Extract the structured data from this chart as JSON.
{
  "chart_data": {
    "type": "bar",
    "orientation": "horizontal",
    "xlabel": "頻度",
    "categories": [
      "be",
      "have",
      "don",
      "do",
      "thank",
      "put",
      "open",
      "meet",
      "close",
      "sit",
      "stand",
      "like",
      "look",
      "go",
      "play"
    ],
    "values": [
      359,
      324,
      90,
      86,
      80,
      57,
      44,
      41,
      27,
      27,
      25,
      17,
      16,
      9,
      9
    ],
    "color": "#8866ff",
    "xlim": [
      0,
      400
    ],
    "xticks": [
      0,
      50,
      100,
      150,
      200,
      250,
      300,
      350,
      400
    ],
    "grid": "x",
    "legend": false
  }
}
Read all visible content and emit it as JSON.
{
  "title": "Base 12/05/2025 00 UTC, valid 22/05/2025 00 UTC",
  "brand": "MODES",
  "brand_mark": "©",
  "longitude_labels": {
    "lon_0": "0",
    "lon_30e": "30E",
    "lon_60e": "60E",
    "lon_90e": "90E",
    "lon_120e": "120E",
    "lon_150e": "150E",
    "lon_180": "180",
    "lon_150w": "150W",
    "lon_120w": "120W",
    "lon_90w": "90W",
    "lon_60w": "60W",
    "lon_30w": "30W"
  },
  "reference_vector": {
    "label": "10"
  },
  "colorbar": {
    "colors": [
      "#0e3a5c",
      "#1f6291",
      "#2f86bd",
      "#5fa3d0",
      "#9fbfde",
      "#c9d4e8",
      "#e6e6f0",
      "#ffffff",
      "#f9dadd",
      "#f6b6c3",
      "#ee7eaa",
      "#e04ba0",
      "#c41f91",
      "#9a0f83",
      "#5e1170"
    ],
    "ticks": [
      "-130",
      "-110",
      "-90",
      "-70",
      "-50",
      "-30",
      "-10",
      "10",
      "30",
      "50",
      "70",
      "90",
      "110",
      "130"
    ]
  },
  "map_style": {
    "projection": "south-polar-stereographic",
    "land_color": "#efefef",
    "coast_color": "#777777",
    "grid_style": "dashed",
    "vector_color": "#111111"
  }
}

_____

▸ Your objective:
Say how many lines of the data include the string "JSON". Nothing other than the number should be given.

▸ Answer for the task:
2